Your goal
Go through the records and show each line where the word "title" occurs.

Stored rows
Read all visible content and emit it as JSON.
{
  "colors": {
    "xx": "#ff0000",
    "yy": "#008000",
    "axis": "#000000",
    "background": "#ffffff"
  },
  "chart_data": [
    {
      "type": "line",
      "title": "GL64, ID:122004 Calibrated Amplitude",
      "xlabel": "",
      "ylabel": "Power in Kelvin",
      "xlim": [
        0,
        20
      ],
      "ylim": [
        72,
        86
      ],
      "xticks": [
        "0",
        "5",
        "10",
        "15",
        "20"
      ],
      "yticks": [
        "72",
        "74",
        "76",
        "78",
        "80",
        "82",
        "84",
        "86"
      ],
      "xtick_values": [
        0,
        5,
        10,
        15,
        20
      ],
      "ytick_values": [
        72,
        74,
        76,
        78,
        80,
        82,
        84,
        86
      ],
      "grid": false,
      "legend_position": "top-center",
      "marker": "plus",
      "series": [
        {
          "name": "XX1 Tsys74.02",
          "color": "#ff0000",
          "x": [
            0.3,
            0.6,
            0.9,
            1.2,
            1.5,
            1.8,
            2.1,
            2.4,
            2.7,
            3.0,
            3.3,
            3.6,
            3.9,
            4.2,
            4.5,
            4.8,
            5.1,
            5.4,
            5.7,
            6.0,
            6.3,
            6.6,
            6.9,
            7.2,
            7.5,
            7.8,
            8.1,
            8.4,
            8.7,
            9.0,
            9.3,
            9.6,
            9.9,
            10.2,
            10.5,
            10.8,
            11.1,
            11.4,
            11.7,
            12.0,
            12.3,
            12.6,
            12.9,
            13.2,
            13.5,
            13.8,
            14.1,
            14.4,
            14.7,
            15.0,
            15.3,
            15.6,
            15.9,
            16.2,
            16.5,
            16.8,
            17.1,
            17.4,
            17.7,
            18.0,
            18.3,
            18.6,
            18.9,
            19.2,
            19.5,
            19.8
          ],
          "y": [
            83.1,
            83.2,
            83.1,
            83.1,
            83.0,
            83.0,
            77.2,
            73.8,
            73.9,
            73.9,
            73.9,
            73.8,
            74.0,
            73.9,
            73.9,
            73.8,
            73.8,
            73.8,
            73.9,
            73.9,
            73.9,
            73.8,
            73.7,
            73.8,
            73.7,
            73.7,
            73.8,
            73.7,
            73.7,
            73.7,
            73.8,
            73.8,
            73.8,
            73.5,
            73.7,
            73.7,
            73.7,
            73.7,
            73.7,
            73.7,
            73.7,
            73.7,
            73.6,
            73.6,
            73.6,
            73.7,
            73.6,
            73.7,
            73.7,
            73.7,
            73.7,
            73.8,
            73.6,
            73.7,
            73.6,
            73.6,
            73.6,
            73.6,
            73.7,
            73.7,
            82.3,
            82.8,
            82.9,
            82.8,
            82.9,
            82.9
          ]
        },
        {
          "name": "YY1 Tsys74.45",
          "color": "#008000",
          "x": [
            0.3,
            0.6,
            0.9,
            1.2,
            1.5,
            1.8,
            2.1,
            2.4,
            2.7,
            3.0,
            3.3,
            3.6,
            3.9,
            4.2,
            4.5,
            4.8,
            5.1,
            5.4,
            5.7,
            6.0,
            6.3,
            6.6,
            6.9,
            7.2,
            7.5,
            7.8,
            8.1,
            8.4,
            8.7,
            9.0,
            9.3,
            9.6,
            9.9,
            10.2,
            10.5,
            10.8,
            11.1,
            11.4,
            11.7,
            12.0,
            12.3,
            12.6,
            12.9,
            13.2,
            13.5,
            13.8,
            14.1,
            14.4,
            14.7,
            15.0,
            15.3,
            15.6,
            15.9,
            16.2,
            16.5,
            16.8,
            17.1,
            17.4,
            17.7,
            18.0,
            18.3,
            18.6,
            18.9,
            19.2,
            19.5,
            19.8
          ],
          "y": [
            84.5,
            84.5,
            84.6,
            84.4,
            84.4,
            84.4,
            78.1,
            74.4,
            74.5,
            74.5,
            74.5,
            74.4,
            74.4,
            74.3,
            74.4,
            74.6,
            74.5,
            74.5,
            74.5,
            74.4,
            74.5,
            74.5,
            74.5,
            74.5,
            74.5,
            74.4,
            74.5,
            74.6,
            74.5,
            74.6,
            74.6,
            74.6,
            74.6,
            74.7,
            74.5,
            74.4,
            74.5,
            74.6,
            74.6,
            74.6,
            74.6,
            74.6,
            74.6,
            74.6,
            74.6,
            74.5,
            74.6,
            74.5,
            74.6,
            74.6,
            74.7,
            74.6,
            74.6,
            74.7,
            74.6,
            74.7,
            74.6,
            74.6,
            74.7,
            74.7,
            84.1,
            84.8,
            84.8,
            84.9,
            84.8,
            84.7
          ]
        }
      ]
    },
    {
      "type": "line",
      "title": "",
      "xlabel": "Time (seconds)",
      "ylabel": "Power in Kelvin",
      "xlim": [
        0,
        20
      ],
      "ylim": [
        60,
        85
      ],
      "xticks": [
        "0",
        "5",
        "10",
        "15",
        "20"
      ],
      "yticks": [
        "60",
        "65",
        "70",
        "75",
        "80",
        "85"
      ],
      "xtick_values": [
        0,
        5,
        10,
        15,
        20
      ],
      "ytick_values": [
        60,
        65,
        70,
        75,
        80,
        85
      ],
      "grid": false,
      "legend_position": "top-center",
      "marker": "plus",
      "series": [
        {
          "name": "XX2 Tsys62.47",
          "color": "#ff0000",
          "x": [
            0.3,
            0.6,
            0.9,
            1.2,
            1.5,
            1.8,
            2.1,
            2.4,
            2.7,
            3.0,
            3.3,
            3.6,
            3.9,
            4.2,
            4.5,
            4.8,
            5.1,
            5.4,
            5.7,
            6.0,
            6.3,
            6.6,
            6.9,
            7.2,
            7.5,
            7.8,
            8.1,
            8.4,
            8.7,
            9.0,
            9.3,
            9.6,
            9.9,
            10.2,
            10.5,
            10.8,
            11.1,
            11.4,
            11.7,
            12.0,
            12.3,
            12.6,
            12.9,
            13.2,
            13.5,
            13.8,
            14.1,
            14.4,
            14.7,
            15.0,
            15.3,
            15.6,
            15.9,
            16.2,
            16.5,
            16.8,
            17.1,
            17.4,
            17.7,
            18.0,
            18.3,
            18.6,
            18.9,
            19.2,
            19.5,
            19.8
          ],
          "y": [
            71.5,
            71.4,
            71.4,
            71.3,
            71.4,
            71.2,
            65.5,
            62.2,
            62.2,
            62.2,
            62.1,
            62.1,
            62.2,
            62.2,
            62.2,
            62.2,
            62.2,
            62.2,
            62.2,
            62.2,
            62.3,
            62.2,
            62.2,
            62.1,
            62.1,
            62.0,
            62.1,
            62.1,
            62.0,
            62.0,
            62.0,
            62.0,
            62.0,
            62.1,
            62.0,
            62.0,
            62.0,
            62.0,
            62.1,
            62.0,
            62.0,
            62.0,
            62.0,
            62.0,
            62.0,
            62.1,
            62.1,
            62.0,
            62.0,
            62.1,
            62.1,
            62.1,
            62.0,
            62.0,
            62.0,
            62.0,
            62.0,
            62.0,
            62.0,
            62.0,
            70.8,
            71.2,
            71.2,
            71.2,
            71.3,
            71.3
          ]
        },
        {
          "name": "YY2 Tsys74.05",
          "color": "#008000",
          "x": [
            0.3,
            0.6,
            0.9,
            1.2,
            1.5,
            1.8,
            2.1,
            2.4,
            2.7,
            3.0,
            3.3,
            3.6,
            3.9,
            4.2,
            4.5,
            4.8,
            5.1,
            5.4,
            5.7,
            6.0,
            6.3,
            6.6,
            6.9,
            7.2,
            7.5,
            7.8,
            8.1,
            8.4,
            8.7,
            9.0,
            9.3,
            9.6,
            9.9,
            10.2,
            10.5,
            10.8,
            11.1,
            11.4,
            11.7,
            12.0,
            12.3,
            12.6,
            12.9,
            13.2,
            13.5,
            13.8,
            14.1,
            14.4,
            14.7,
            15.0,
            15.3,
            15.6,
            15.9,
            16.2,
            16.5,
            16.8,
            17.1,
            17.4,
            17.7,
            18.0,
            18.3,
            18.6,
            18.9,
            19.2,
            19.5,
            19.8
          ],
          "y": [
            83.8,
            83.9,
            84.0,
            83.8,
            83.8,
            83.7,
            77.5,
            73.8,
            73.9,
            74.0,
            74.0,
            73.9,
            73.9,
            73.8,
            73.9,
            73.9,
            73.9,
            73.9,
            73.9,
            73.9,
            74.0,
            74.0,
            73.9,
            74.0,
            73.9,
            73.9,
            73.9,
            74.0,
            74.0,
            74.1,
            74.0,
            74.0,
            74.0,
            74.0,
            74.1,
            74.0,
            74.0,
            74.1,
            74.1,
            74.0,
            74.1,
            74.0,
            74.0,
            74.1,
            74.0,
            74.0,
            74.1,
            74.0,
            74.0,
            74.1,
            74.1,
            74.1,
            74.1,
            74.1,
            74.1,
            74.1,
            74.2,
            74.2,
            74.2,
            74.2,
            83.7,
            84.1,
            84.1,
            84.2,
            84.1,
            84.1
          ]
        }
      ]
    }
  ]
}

Completed exercise
      "title": "GL64, ID:122004 Calibrated Amplitude",
      "title": "",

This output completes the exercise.